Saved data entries
####
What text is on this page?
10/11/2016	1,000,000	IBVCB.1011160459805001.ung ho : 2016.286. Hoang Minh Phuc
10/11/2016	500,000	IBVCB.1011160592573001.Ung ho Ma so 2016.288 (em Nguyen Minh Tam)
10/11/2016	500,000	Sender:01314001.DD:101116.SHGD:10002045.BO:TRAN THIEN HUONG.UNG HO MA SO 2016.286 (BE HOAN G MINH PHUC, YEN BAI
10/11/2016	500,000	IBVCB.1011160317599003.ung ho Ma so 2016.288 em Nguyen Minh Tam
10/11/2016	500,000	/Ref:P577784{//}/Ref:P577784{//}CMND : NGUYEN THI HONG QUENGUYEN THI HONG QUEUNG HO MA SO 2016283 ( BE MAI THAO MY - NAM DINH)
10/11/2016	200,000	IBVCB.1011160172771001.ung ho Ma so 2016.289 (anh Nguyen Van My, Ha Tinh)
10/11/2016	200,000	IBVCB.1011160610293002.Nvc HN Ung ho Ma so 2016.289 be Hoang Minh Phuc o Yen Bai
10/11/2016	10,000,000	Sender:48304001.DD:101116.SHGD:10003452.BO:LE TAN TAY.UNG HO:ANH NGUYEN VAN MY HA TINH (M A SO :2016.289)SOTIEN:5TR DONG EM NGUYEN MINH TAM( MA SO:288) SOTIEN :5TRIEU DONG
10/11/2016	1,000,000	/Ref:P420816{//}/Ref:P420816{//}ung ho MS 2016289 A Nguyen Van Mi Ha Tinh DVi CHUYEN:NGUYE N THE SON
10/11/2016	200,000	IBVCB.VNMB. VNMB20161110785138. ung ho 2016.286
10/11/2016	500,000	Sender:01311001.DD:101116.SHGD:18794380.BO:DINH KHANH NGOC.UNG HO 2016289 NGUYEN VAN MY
####
Across all the entries, count the lines that contain the word "DINH" and give the number by itself.

2